Problem: Give the data a second time, exactly and in full.

★ ★ ★ ★ ★

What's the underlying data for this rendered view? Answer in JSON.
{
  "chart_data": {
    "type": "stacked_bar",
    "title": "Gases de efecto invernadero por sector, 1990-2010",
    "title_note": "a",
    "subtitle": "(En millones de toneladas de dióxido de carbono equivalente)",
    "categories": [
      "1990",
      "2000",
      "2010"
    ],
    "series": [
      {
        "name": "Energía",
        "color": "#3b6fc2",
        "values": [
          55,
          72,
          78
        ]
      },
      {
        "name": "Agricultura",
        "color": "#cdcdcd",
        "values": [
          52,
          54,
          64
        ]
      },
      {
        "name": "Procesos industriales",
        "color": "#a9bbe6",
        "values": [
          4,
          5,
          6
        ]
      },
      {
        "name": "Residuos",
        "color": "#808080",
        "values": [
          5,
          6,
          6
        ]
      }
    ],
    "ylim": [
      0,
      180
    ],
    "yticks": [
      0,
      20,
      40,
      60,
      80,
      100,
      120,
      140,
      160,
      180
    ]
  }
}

★ ★ ★ ★ ★

Solved problem:
What's the underlying data for this rendered view? Answer in JSON.
{
  "chart_data": {
    "type": "stacked_bar",
    "title": "Gases de efecto invernadero por sector, 1990-2010",
    "title_note": "a",
    "subtitle": "(En millones de toneladas de dióxido de carbono equivalente)",
    "categories": [
      "1990",
      "2000",
      "2010"
    ],
    "series": [
      {
        "name": "Energía",
        "color": "#3b6fc2",
        "values": [
          55,
          72,
          78
        ]
      },
      {
        "name": "Agricultura",
        "color": "#cdcdcd",
        "values": [
          52,
          54,
          64
        ]
      },
      {
        "name": "Procesos industriales",
        "color": "#a9bbe6",
        "values": [
          4,
          5,
          6
        ]
      },
      {
        "name": "Residuos",
        "color": "#808080",
        "values": [
          5,
          6,
          6
        ]
      }
    ],
    "ylim": [
      0,
      180
    ],
    "yticks": [
      0,
      20,
      40,
      60,
      80,
      100,
      120,
      140,
      160,
      180
    ]
  }
}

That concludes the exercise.